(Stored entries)
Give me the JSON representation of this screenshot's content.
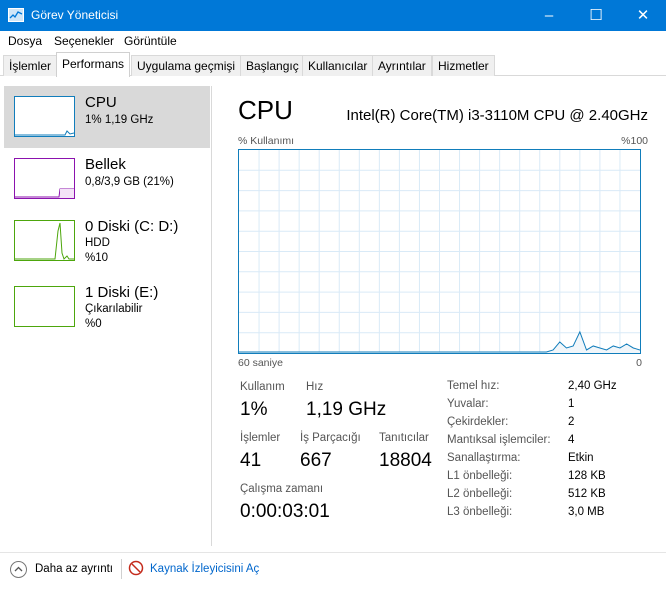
{
  "window": {
    "title": "Görev Yöneticisi",
    "minimize_label": "–",
    "maximize_label": "☐",
    "close_label": "✕"
  },
  "menu": [
    "Dosya",
    "Seçenekler",
    "Görüntüle"
  ],
  "tabs": [
    {
      "label": "İşlemler",
      "active": false
    },
    {
      "label": "Performans",
      "active": true
    },
    {
      "label": "Uygulama geçmişi",
      "active": false
    },
    {
      "label": "Başlangıç",
      "active": false
    },
    {
      "label": "Kullanıcılar",
      "active": false
    },
    {
      "label": "Ayrıntılar",
      "active": false
    },
    {
      "label": "Hizmetler",
      "active": false
    }
  ],
  "sidebar": {
    "items": [
      {
        "name": "CPU",
        "line1": "1% 1,19 GHz",
        "line2": "",
        "color": "#117dbb",
        "selected": true
      },
      {
        "name": "Bellek",
        "line1": "0,8/3,9 GB (21%)",
        "line2": "",
        "color": "#8b12ae",
        "selected": false
      },
      {
        "name": "0 Diski (C: D:)",
        "line1": "HDD",
        "line2": "%10",
        "color": "#4da60c",
        "selected": false
      },
      {
        "name": "1 Diski (E:)",
        "line1": "Çıkarılabilir",
        "line2": "%0",
        "color": "#4da60c",
        "selected": false
      }
    ]
  },
  "main": {
    "title": "CPU",
    "model": "Intel(R) Core(TM) i3-3110M CPU @ 2.40GHz",
    "graph": {
      "top_left": "% Kullanımı",
      "top_right": "%100",
      "bottom_left": "60 saniye",
      "bottom_right": "0",
      "line_color": "#117dbb",
      "usage_percent": [
        0,
        0,
        0,
        0,
        0,
        0,
        0,
        0,
        0,
        0,
        0,
        0,
        0,
        0,
        0,
        0,
        0,
        0,
        0,
        0,
        0,
        0,
        0,
        0,
        0,
        0,
        0,
        0,
        0,
        0,
        0,
        0,
        0,
        0,
        0,
        0,
        0,
        0,
        0,
        0,
        0,
        0,
        0,
        0,
        0,
        0,
        0,
        1,
        5,
        2,
        3,
        10,
        1,
        3,
        2,
        1,
        3,
        2,
        4,
        2,
        1
      ]
    },
    "stats": {
      "utilization_label": "Kullanım",
      "utilization_value": "1%",
      "speed_label": "Hız",
      "speed_value": "1,19 GHz",
      "processes_label": "İşlemler",
      "processes_value": "41",
      "threads_label": "İş Parçacığı",
      "threads_value": "667",
      "handles_label": "Tanıtıcılar",
      "handles_value": "18804",
      "uptime_label": "Çalışma zamanı",
      "uptime_value": "0:00:03:01"
    },
    "specs": [
      {
        "label": "Temel hız:",
        "value": "2,40 GHz"
      },
      {
        "label": "Yuvalar:",
        "value": "1"
      },
      {
        "label": "Çekirdekler:",
        "value": "2"
      },
      {
        "label": "Mantıksal işlemciler:",
        "value": "4"
      },
      {
        "label": "Sanallaştırma:",
        "value": "Etkin"
      },
      {
        "label": "L1 önbelleği:",
        "value": "128 KB"
      },
      {
        "label": "L2 önbelleği:",
        "value": "512 KB"
      },
      {
        "label": "L3 önbelleği:",
        "value": "3,0 MB"
      }
    ]
  },
  "footer": {
    "fewer_details": "Daha az ayrıntı",
    "resource_monitor": "Kaynak İzleyicisini Aç"
  }
}
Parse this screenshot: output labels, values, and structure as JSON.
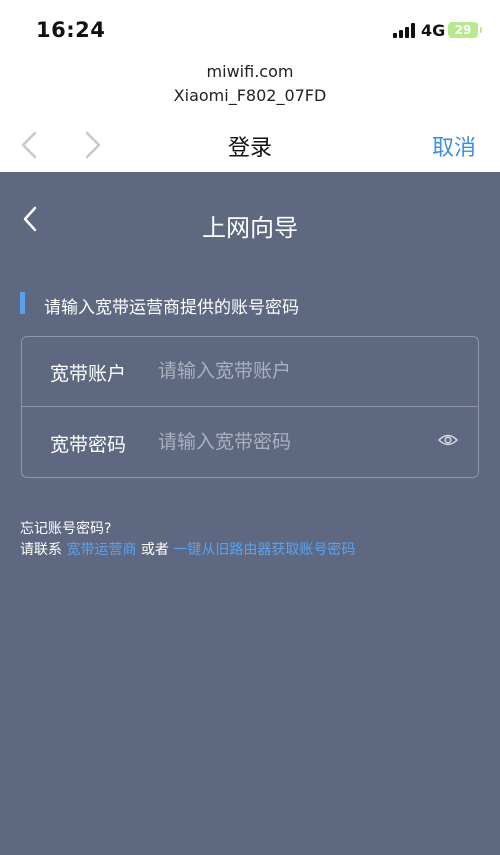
{
  "status_bar": {
    "time": "16:24",
    "network": "4G",
    "battery": "29"
  },
  "browser": {
    "url": "miwifi.com",
    "ssid": "Xiaomi_F802_07FD",
    "title": "登录",
    "cancel": "取消"
  },
  "wizard": {
    "title": "上网向导",
    "section_label": "请输入宽带运营商提供的账号密码",
    "account": {
      "label": "宽带账户",
      "placeholder": "请输入宽带账户",
      "value": ""
    },
    "password": {
      "label": "宽带密码",
      "placeholder": "请输入宽带密码",
      "value": ""
    },
    "help": {
      "forgot": "忘记账号密码?",
      "prefix": "请联系",
      "isp_link": "宽带运营商",
      "or": "或者",
      "old_router_link": "一键从旧路由器获取账号密码"
    }
  },
  "colors": {
    "accent": "#3e8fe0",
    "link": "#5aa2f0",
    "panel_bg": "#5e6880",
    "battery": "#b9e98e"
  },
  "icons": [
    "signal-icon",
    "battery-icon",
    "nav-back-icon",
    "nav-forward-icon",
    "back-chevron-icon",
    "eye-icon"
  ]
}
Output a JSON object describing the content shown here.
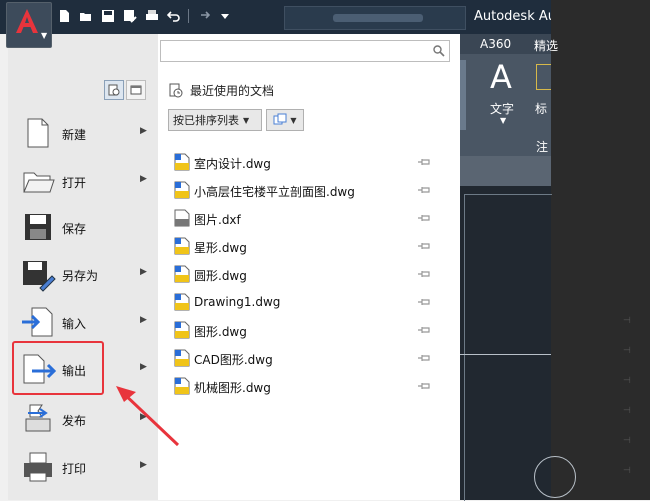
{
  "app": {
    "title": "Autodesk Au",
    "logo_letter": "A",
    "accent": "#e8343c"
  },
  "quick_access_icons": [
    "new-icon",
    "open-icon",
    "save-icon",
    "save-as-icon",
    "print-icon",
    "undo-icon",
    "redo-icon",
    "customize-icon"
  ],
  "ribbon": {
    "tab_a360": "A360",
    "tab_next": "精选",
    "big_button_letter": "A",
    "big_button_label": "文字",
    "second_label": "标",
    "panel_label": "注"
  },
  "app_menu": {
    "commands": [
      {
        "id": "new",
        "label": "新建",
        "icon": "new-doc-icon",
        "has_submenu": true
      },
      {
        "id": "open",
        "label": "打开",
        "icon": "open-folder-icon",
        "has_submenu": true
      },
      {
        "id": "save",
        "label": "保存",
        "icon": "save-disk-icon",
        "has_submenu": false
      },
      {
        "id": "saveas",
        "label": "另存为",
        "icon": "save-as-icon",
        "has_submenu": true
      },
      {
        "id": "import",
        "label": "输入",
        "icon": "import-icon",
        "has_submenu": true
      },
      {
        "id": "export",
        "label": "输出",
        "icon": "export-icon",
        "has_submenu": true
      },
      {
        "id": "publish",
        "label": "发布",
        "icon": "publish-icon",
        "has_submenu": true
      },
      {
        "id": "print",
        "label": "打印",
        "icon": "print-icon",
        "has_submenu": true
      }
    ],
    "highlighted": "export"
  },
  "search": {
    "placeholder": ""
  },
  "recent": {
    "heading": "最近使用的文档",
    "sort_label": "按已排序列表",
    "files": [
      {
        "name": "室内设计.dwg",
        "type": "dwg"
      },
      {
        "name": "小高层住宅楼平立剖面图.dwg",
        "type": "dwg"
      },
      {
        "name": "图片.dxf",
        "type": "dxf"
      },
      {
        "name": "星形.dwg",
        "type": "dwg"
      },
      {
        "name": "圆形.dwg",
        "type": "dwg"
      },
      {
        "name": "Drawing1.dwg",
        "type": "dwg"
      },
      {
        "name": "图形.dwg",
        "type": "dwg"
      },
      {
        "name": "CAD图形.dwg",
        "type": "dwg"
      },
      {
        "name": "机械图形.dwg",
        "type": "dwg"
      }
    ]
  }
}
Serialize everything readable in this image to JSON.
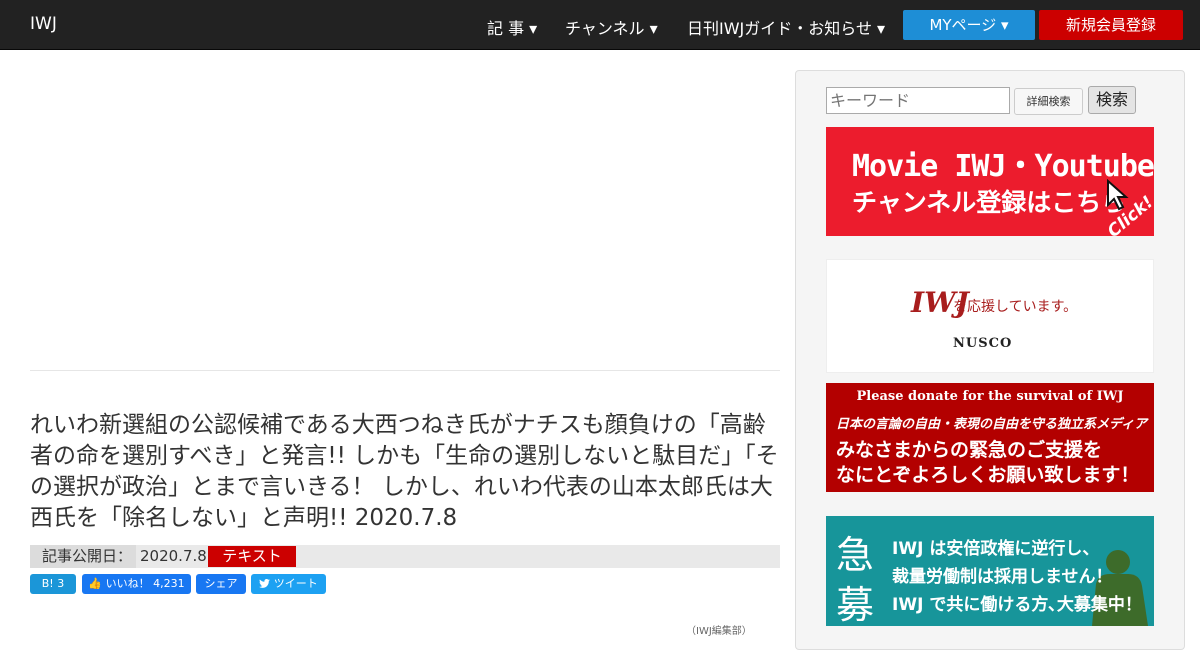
{
  "navbar": {
    "brand": "IWJ",
    "items": [
      {
        "label": "記 事 ▾"
      },
      {
        "label": "チャンネル ▾"
      },
      {
        "label": "日刊IWJガイド・お知らせ ▾"
      }
    ],
    "my_page": "MYページ ▾",
    "register": "新規会員登録"
  },
  "article": {
    "title": "れいわ新選組の公認候補である大西つねき氏がナチスも顔負けの「高齢者の命を選別すべき」と発言!! しかも「生命の選別しないと駄目だ」「その選択が政治」とまで言いきる！ しかし、れいわ代表の山本太郎氏は大西氏を「除名しない」と声明!! 2020.7.8",
    "published_label": "記事公開日：",
    "published_date": "2020.7.8",
    "tag": "テキスト",
    "byline": "（IWJ編集部）"
  },
  "share": {
    "hatena": "B! 3",
    "like": "👍 いいね！ 4,231",
    "fb_share": "シェア",
    "tweet": "ツイート"
  },
  "sidebar": {
    "search_placeholder": "キーワード",
    "detail_search": "詳細検索",
    "search_button": "検索",
    "banner1": {
      "line1": "Movie IWJ・Youtube",
      "line2": "チャンネル登録はこちら",
      "click": "Click!"
    },
    "banner2": {
      "logo": "IWJ",
      "text": "を応援しています。",
      "sponsor": "NUSCO"
    },
    "banner3": {
      "line1": "Please donate for the survival of IWJ",
      "line2": "日本の言論の自由・表現の自由を守る独立系メディア",
      "line3": "みなさまからの緊急のご支援を",
      "line4": "なにとぞよろしくお願い致します！"
    },
    "banner4": {
      "big1": "急",
      "big2": "募",
      "line1": "IWJ は安倍政権に逆行し、",
      "line2": "裁量労働制は採用しません！",
      "line3": "IWJ で共に働ける方､大募集中！"
    }
  },
  "colors": {
    "navbar_bg": "#222222",
    "my_page_btn": "#1e8ed6",
    "register_btn": "#cc0000",
    "tag_red": "#cc0000",
    "banner_red": "#ec1c2d",
    "banner_dark_red": "#b30000",
    "banner_teal": "#17959a"
  },
  "icons": [
    "caret-down-icon",
    "cursor-arrow-icon",
    "thumbs-up-icon",
    "twitter-bird-icon",
    "person-silhouette-icon"
  ]
}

WHAT THE EXERCISE ASKS: Check each line of the entries for the string "title". Copy the lines that have it.

COMPLETED TASK:
    "title": "Görev Yöneticisi",
    "title": "CPU",
    "title": "登录",
    "title": "上网向导",
    "title": "Autodesk Au",
    "title": "れいわ新選組の公認候補である大西つねき氏がナチスも顔負けの「高齢者の命を選別すべき」と発言!! しかも「生命の選別しないと駄目だ」「その選択が政治」とまで言いきる！ しかし、れいわ代表の山本太郎氏は大西氏を「除名しない」と声明!! 2020.7.8",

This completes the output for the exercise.